— Exercise —
Extract the listing in its entirety, keeping each line identical to the original.

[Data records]
** begin **

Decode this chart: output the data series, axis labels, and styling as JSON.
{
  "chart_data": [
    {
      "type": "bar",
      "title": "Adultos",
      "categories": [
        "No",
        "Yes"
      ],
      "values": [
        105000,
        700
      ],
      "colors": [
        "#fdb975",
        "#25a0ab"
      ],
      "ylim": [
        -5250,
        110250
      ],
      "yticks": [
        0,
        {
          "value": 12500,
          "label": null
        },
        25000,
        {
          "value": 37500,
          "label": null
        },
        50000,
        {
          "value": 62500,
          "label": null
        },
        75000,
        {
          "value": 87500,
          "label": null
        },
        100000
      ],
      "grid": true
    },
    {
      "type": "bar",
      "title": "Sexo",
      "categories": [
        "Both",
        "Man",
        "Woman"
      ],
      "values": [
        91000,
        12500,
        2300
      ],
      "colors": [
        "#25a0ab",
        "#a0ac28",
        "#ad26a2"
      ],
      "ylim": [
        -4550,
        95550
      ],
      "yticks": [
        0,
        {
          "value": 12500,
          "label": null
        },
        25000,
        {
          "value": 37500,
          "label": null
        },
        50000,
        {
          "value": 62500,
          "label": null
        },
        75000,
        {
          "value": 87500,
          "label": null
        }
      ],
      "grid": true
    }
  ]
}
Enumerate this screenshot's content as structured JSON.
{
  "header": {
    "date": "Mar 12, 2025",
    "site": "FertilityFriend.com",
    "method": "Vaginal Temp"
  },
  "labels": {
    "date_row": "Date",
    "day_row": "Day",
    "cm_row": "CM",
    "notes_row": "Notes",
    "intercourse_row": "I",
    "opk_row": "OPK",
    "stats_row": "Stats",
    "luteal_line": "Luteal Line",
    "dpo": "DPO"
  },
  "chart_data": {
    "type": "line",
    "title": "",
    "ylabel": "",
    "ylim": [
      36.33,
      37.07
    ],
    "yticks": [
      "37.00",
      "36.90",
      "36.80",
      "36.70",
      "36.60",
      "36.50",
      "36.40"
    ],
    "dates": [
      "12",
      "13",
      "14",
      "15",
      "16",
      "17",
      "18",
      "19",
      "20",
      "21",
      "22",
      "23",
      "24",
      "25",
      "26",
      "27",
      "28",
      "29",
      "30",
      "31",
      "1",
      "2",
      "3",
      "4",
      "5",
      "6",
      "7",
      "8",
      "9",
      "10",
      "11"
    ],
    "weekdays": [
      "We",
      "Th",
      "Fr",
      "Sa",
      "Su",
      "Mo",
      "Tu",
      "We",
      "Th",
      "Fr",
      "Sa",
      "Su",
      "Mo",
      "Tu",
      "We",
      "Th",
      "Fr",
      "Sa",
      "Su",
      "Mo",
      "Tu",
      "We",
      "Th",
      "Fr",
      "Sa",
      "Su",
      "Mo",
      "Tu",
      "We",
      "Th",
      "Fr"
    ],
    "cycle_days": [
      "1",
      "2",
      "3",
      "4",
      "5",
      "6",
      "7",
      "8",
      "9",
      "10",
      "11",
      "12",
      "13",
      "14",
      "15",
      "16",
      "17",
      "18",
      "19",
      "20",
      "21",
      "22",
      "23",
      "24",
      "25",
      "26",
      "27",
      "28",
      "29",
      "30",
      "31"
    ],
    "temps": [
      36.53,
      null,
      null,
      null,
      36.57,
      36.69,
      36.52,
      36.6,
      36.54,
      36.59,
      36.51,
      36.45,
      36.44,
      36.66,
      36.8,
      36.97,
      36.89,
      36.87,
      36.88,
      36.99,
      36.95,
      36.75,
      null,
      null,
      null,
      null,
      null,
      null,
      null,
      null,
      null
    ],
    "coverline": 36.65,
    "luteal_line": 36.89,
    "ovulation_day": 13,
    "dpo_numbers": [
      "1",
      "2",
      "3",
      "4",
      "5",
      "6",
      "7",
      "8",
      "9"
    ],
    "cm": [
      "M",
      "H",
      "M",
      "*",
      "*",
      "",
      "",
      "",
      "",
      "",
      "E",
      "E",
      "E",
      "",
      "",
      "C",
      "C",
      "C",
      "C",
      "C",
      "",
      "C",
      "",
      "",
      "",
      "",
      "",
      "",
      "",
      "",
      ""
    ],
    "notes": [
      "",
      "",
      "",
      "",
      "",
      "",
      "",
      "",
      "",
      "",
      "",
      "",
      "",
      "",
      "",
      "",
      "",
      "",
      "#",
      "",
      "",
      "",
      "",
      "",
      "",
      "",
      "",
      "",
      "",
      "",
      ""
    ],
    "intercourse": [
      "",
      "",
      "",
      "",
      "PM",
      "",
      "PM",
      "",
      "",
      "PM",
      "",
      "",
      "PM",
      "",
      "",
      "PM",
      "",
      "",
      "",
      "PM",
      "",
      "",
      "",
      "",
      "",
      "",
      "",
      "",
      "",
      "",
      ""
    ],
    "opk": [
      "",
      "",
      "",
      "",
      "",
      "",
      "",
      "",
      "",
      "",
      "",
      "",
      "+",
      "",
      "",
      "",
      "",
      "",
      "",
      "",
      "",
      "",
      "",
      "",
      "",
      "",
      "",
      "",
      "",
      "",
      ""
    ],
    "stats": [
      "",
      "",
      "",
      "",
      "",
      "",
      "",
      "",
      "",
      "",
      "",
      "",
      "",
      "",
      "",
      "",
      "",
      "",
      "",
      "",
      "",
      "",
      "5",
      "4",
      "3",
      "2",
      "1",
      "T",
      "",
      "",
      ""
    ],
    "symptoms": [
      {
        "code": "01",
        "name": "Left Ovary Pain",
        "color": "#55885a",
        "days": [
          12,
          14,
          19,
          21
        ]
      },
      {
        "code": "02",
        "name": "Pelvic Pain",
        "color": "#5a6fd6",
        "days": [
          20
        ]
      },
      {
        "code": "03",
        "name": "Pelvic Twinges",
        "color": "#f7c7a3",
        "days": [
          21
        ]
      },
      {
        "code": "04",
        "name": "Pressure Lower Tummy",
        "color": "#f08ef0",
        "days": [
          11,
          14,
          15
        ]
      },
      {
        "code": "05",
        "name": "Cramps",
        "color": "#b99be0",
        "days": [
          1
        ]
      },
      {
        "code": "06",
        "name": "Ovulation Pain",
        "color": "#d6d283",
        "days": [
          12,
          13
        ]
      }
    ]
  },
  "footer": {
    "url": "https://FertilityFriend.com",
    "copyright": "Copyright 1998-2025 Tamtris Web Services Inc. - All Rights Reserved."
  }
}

** end **

— The answer —
Decode this chart: output the data series, axis labels, and styling as JSON.
{
  "chart_data": [
    {
      "type": "bar",
      "title": "Adultos",
      "categories": [
        "No",
        "Yes"
      ],
      "values": [
        105000,
        700
      ],
      "colors": [
        "#fdb975",
        "#25a0ab"
      ],
      "ylim": [
        -5250,
        110250
      ],
      "yticks": [
        0,
        {
          "value": 12500,
          "label": null
        },
        25000,
        {
          "value": 37500,
          "label": null
        },
        50000,
        {
          "value": 62500,
          "label": null
        },
        75000,
        {
          "value": 87500,
          "label": null
        },
        100000
      ],
      "grid": true
    },
    {
      "type": "bar",
      "title": "Sexo",
      "categories": [
        "Both",
        "Man",
        "Woman"
      ],
      "values": [
        91000,
        12500,
        2300
      ],
      "colors": [
        "#25a0ab",
        "#a0ac28",
        "#ad26a2"
      ],
      "ylim": [
        -4550,
        95550
      ],
      "yticks": [
        0,
        {
          "value": 12500,
          "label": null
        },
        25000,
        {
          "value": 37500,
          "label": null
        },
        50000,
        {
          "value": 62500,
          "label": null
        },
        75000,
        {
          "value": 87500,
          "label": null
        }
      ],
      "grid": true
    }
  ]
}
Enumerate this screenshot's content as structured JSON.
{
  "header": {
    "date": "Mar 12, 2025",
    "site": "FertilityFriend.com",
    "method": "Vaginal Temp"
  },
  "labels": {
    "date_row": "Date",
    "day_row": "Day",
    "cm_row": "CM",
    "notes_row": "Notes",
    "intercourse_row": "I",
    "opk_row": "OPK",
    "stats_row": "Stats",
    "luteal_line": "Luteal Line",
    "dpo": "DPO"
  },
  "chart_data": {
    "type": "line",
    "title": "",
    "ylabel": "",
    "ylim": [
      36.33,
      37.07
    ],
    "yticks": [
      "37.00",
      "36.90",
      "36.80",
      "36.70",
      "36.60",
      "36.50",
      "36.40"
    ],
    "dates": [
      "12",
      "13",
      "14",
      "15",
      "16",
      "17",
      "18",
      "19",
      "20",
      "21",
      "22",
      "23",
      "24",
      "25",
      "26",
      "27",
      "28",
      "29",
      "30",
      "31",
      "1",
      "2",
      "3",
      "4",
      "5",
      "6",
      "7",
      "8",
      "9",
      "10",
      "11"
    ],
    "weekdays": [
      "We",
      "Th",
      "Fr",
      "Sa",
      "Su",
      "Mo",
      "Tu",
      "We",
      "Th",
      "Fr",
      "Sa",
      "Su",
      "Mo",
      "Tu",
      "We",
      "Th",
      "Fr",
      "Sa",
      "Su",
      "Mo",
      "Tu",
      "We",
      "Th",
      "Fr",
      "Sa",
      "Su",
      "Mo",
      "Tu",
      "We",
      "Th",
      "Fr"
    ],
    "cycle_days": [
      "1",
      "2",
      "3",
      "4",
      "5",
      "6",
      "7",
      "8",
      "9",
      "10",
      "11",
      "12",
      "13",
      "14",
      "15",
      "16",
      "17",
      "18",
      "19",
      "20",
      "21",
      "22",
      "23",
      "24",
      "25",
      "26",
      "27",
      "28",
      "29",
      "30",
      "31"
    ],
    "temps": [
      36.53,
      null,
      null,
      null,
      36.57,
      36.69,
      36.52,
      36.6,
      36.54,
      36.59,
      36.51,
      36.45,
      36.44,
      36.66,
      36.8,
      36.97,
      36.89,
      36.87,
      36.88,
      36.99,
      36.95,
      36.75,
      null,
      null,
      null,
      null,
      null,
      null,
      null,
      null,
      null
    ],
    "coverline": 36.65,
    "luteal_line": 36.89,
    "ovulation_day": 13,
    "dpo_numbers": [
      "1",
      "2",
      "3",
      "4",
      "5",
      "6",
      "7",
      "8",
      "9"
    ],
    "cm": [
      "M",
      "H",
      "M",
      "*",
      "*",
      "",
      "",
      "",
      "",
      "",
      "E",
      "E",
      "E",
      "",
      "",
      "C",
      "C",
      "C",
      "C",
      "C",
      "",
      "C",
      "",
      "",
      "",
      "",
      "",
      "",
      "",
      "",
      ""
    ],
    "notes": [
      "",
      "",
      "",
      "",
      "",
      "",
      "",
      "",
      "",
      "",
      "",
      "",
      "",
      "",
      "",
      "",
      "",
      "",
      "#",
      "",
      "",
      "",
      "",
      "",
      "",
      "",
      "",
      "",
      "",
      "",
      ""
    ],
    "intercourse": [
      "",
      "",
      "",
      "",
      "PM",
      "",
      "PM",
      "",
      "",
      "PM",
      "",
      "",
      "PM",
      "",
      "",
      "PM",
      "",
      "",
      "",
      "PM",
      "",
      "",
      "",
      "",
      "",
      "",
      "",
      "",
      "",
      "",
      ""
    ],
    "opk": [
      "",
      "",
      "",
      "",
      "",
      "",
      "",
      "",
      "",
      "",
      "",
      "",
      "+",
      "",
      "",
      "",
      "",
      "",
      "",
      "",
      "",
      "",
      "",
      "",
      "",
      "",
      "",
      "",
      "",
      "",
      ""
    ],
    "stats": [
      "",
      "",
      "",
      "",
      "",
      "",
      "",
      "",
      "",
      "",
      "",
      "",
      "",
      "",
      "",
      "",
      "",
      "",
      "",
      "",
      "",
      "",
      "5",
      "4",
      "3",
      "2",
      "1",
      "T",
      "",
      "",
      ""
    ],
    "symptoms": [
      {
        "code": "01",
        "name": "Left Ovary Pain",
        "color": "#55885a",
        "days": [
          12,
          14,
          19,
          21
        ]
      },
      {
        "code": "02",
        "name": "Pelvic Pain",
        "color": "#5a6fd6",
        "days": [
          20
        ]
      },
      {
        "code": "03",
        "name": "Pelvic Twinges",
        "color": "#f7c7a3",
        "days": [
          21
        ]
      },
      {
        "code": "04",
        "name": "Pressure Lower Tummy",
        "color": "#f08ef0",
        "days": [
          11,
          14,
          15
        ]
      },
      {
        "code": "05",
        "name": "Cramps",
        "color": "#b99be0",
        "days": [
          1
        ]
      },
      {
        "code": "06",
        "name": "Ovulation Pain",
        "color": "#d6d283",
        "days": [
          12,
          13
        ]
      }
    ]
  },
  "footer": {
    "url": "https://FertilityFriend.com",
    "copyright": "Copyright 1998-2025 Tamtris Web Services Inc. - All Rights Reserved."
  }
}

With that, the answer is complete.